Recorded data
● ● ● ●
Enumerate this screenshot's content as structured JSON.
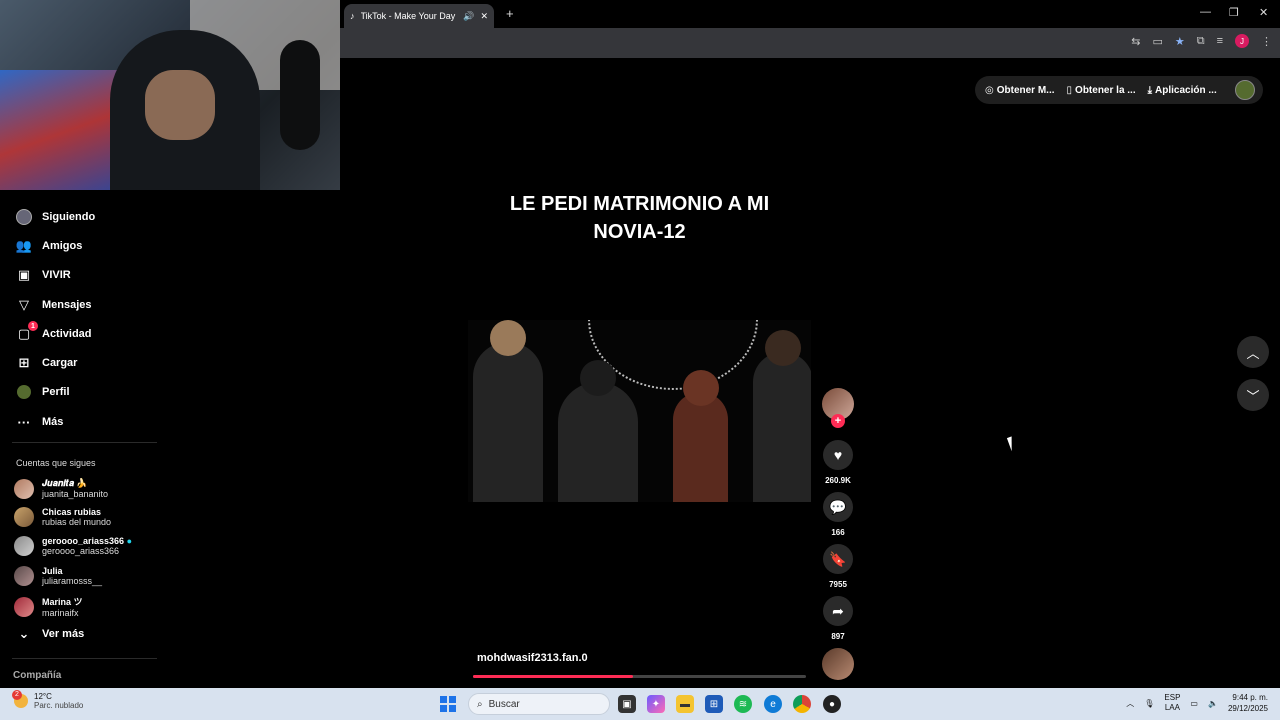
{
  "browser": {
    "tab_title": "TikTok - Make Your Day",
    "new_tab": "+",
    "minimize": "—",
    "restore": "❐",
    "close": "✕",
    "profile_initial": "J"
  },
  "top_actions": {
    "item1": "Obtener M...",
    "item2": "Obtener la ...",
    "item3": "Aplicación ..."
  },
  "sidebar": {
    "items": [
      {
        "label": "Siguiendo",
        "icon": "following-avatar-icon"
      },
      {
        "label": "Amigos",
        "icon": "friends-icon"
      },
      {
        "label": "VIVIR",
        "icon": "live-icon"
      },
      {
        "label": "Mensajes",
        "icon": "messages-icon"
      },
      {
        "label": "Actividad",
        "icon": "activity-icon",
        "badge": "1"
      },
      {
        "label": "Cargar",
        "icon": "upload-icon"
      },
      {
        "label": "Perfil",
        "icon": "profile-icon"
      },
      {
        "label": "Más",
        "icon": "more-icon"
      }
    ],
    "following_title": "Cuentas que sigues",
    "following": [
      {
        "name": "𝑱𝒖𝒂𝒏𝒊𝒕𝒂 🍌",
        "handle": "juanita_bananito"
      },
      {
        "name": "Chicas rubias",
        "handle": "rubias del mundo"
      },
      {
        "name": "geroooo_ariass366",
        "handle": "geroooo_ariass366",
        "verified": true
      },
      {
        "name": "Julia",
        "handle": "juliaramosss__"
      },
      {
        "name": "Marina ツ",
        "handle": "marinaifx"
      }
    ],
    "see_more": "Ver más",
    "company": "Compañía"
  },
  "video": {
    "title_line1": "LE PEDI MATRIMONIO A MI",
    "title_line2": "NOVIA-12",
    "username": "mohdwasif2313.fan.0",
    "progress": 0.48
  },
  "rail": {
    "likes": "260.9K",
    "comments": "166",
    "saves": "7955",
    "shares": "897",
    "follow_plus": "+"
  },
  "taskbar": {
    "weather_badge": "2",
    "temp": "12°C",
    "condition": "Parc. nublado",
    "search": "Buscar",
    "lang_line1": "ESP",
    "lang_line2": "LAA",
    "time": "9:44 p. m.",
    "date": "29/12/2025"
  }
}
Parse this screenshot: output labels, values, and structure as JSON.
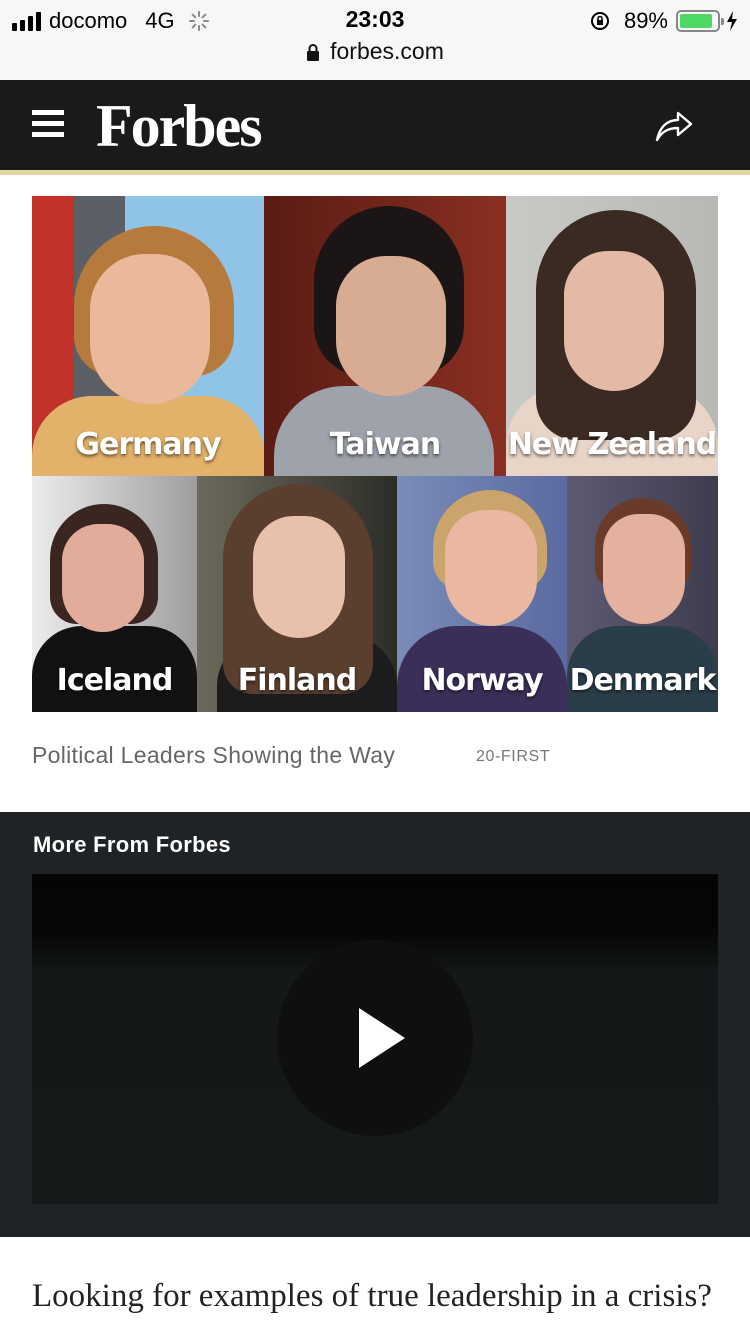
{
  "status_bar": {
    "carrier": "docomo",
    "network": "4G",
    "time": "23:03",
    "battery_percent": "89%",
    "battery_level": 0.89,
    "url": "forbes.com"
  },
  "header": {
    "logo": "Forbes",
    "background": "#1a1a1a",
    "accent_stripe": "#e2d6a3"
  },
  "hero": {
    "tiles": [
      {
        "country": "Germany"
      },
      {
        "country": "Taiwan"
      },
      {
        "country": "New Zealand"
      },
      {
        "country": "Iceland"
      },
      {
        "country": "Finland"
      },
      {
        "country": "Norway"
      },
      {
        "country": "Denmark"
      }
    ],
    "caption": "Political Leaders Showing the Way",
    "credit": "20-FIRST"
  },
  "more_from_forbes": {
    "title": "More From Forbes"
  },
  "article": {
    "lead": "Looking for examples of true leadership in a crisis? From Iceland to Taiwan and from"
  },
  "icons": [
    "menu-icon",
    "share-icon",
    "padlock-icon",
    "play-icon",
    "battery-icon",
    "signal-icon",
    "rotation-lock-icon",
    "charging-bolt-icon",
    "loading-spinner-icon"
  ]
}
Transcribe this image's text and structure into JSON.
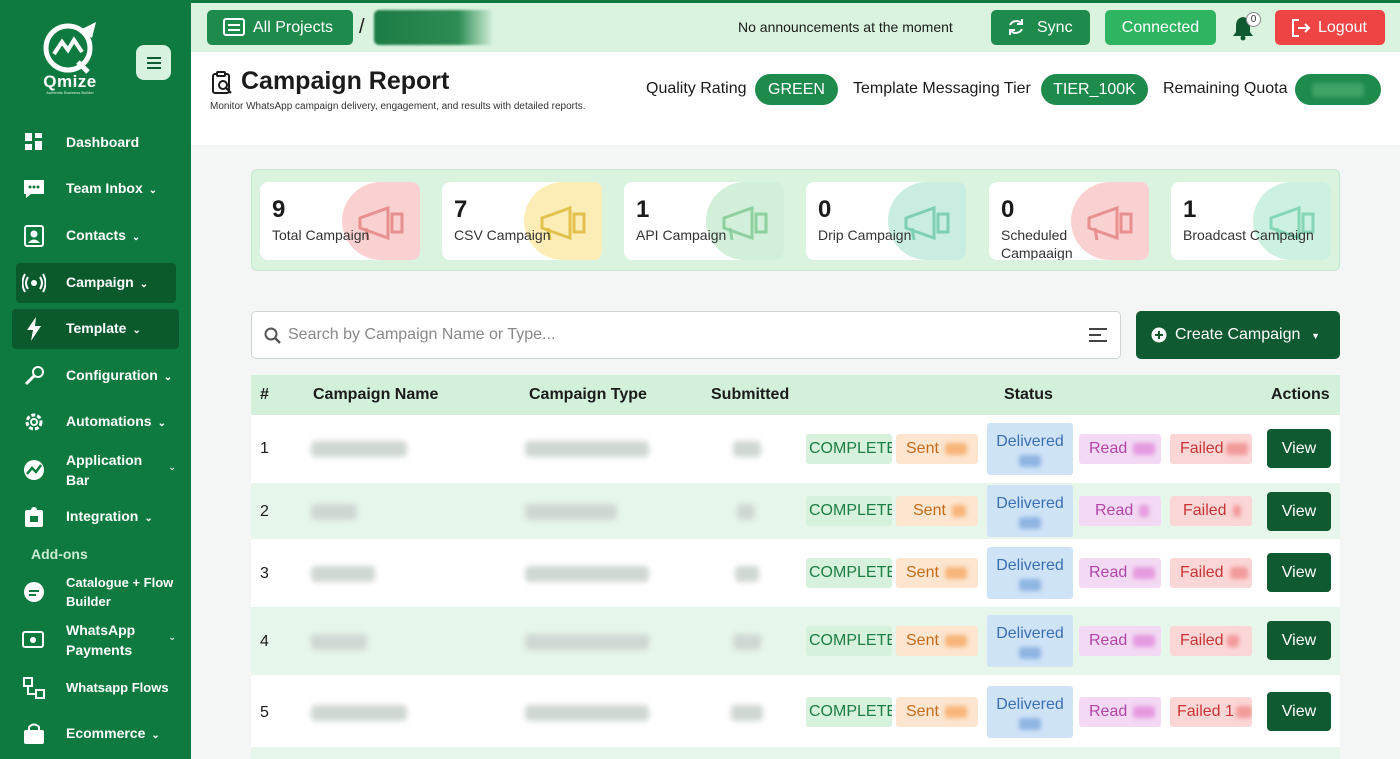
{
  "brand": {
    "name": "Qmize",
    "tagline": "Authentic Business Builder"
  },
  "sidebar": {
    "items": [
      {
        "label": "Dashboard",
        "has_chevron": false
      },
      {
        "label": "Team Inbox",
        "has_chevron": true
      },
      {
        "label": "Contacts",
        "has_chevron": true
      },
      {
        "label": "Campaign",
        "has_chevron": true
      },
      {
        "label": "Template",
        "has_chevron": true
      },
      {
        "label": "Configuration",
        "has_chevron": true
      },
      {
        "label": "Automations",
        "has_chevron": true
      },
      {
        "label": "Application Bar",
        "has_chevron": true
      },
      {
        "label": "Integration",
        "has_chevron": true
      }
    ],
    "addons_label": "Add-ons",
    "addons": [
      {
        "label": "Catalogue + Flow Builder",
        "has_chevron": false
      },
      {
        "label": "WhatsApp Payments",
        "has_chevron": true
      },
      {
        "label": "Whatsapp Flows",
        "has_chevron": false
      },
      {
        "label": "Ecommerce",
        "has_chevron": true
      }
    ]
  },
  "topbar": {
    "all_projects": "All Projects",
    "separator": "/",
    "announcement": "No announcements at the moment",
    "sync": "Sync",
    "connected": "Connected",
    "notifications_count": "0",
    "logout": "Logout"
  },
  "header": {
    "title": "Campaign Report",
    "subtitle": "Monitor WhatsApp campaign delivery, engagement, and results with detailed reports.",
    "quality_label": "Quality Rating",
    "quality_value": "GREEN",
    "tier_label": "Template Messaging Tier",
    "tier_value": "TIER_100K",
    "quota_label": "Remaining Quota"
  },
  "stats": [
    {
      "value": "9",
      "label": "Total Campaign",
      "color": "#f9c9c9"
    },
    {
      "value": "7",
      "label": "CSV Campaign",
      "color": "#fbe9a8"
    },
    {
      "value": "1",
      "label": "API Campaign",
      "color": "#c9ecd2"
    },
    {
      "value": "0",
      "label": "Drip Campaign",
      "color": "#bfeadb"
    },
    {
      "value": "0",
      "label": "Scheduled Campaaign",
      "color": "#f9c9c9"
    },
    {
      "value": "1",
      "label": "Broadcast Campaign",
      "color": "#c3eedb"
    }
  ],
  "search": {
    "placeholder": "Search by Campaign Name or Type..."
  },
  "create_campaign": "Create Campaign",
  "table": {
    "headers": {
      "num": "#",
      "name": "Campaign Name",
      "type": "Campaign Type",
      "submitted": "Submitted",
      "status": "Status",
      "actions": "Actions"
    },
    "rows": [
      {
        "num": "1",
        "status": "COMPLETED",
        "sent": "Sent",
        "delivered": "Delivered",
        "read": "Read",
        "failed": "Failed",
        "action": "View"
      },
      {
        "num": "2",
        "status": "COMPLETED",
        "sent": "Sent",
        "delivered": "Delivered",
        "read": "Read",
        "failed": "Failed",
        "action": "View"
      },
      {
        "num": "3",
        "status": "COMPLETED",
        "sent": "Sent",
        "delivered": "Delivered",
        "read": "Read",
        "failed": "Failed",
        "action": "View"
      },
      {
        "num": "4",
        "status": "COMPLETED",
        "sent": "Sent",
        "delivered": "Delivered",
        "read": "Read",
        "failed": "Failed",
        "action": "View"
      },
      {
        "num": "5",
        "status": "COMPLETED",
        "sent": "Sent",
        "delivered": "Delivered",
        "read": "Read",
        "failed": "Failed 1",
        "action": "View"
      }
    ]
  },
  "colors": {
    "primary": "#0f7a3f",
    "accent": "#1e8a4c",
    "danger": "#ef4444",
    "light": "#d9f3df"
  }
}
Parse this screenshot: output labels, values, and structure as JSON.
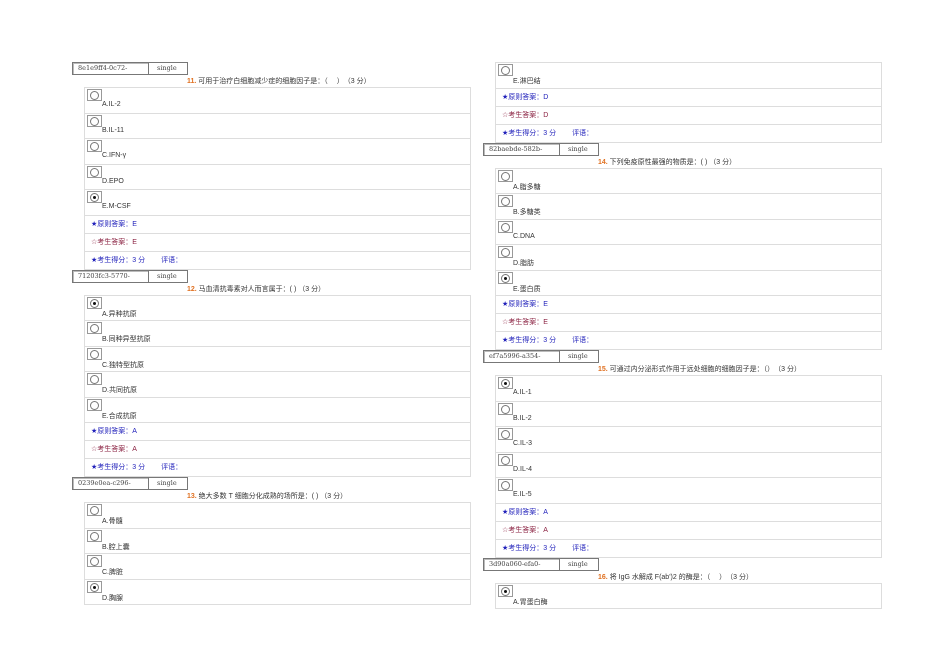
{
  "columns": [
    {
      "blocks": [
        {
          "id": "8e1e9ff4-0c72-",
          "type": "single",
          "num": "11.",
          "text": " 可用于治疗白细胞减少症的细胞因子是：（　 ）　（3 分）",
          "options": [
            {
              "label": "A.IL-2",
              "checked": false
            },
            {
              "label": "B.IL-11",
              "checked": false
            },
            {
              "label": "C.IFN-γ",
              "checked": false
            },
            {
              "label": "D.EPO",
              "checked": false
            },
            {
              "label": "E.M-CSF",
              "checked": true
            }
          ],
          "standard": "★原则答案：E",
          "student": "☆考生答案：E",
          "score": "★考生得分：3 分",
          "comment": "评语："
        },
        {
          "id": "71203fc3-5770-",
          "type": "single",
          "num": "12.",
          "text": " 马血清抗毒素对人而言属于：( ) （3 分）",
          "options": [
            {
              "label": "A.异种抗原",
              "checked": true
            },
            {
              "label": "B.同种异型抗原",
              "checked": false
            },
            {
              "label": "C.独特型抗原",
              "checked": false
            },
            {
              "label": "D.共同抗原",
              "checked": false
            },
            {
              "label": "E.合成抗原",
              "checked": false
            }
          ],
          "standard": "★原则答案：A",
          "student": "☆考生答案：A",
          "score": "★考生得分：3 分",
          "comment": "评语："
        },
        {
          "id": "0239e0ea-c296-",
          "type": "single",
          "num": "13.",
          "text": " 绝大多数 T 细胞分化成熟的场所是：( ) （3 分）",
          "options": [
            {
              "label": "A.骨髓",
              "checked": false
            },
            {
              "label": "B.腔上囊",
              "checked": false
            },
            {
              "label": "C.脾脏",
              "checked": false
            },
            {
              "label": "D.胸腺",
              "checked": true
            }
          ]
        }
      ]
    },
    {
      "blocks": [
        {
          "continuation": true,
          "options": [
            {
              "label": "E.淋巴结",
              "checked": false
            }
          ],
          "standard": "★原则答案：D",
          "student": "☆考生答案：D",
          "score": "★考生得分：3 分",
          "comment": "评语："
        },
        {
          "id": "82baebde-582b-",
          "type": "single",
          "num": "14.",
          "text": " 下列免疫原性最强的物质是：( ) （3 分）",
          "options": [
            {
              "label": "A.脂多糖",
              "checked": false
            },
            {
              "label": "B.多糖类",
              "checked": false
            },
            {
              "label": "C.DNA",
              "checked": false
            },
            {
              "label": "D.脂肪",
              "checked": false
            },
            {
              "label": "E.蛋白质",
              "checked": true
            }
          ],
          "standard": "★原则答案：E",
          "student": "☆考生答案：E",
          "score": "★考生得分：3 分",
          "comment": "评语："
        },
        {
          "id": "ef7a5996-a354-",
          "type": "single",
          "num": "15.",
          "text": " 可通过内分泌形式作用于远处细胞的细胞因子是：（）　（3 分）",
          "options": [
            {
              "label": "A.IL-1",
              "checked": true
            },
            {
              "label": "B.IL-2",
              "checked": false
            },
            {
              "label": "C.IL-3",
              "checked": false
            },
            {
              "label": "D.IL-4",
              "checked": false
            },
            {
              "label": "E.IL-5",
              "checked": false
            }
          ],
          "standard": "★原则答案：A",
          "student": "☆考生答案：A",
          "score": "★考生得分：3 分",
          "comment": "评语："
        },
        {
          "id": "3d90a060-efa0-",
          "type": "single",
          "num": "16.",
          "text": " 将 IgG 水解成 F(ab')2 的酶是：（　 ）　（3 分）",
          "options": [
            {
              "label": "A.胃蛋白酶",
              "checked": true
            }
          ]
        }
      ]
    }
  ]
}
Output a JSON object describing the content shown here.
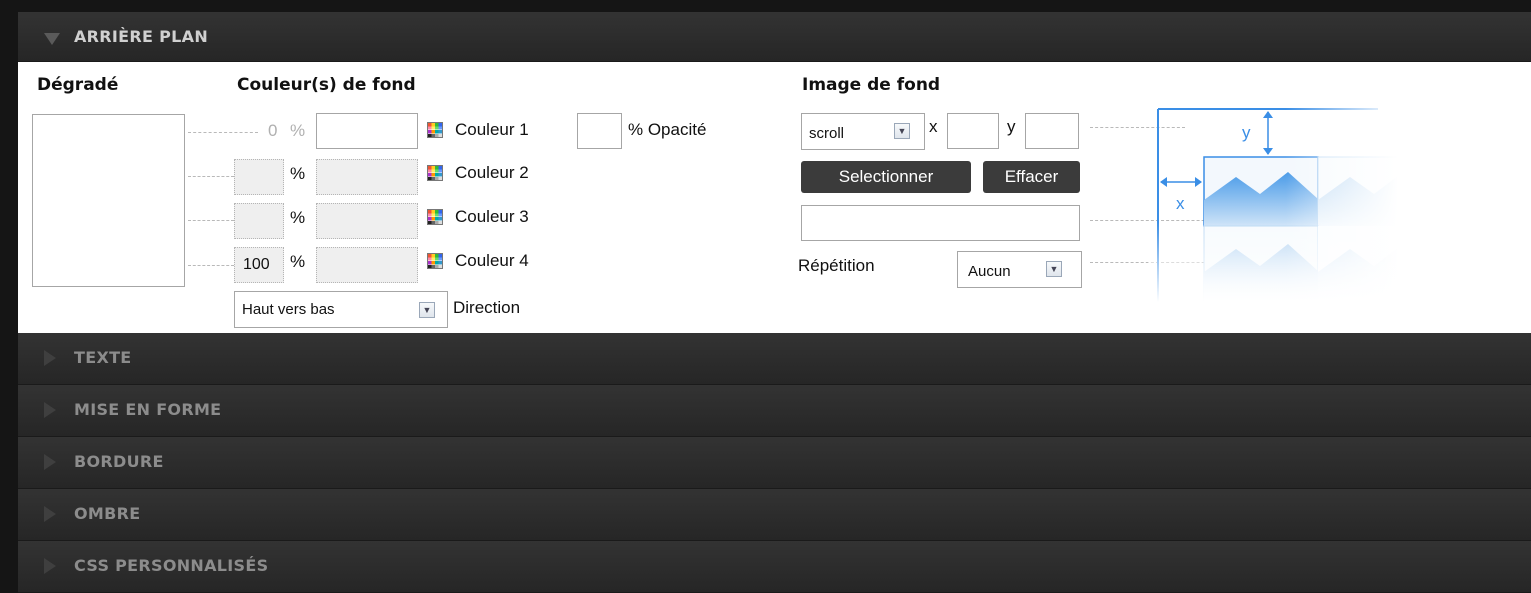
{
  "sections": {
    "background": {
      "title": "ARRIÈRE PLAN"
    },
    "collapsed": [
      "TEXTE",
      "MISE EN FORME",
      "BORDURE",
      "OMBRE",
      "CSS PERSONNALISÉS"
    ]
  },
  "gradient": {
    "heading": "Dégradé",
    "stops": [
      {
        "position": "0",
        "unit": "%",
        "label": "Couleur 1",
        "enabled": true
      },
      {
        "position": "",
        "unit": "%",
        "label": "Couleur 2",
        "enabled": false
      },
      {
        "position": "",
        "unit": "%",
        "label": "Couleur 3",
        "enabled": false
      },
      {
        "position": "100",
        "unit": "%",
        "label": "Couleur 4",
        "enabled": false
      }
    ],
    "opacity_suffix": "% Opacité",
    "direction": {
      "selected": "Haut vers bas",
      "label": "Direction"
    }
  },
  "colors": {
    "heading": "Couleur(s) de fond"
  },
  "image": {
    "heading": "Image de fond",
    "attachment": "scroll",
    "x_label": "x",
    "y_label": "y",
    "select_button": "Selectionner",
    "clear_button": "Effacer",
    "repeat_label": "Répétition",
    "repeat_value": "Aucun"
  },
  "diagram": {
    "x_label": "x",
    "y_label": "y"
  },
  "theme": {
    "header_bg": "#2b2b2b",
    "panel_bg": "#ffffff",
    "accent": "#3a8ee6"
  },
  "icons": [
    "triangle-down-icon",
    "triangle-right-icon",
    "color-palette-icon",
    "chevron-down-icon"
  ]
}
● ● ● ●
#### STATED GOAL
Select every line in the records above that contains the word "rubias".

#### RESULT BELOW
        "name": "Chicas rubias",
        "handle": "rubias del mundo"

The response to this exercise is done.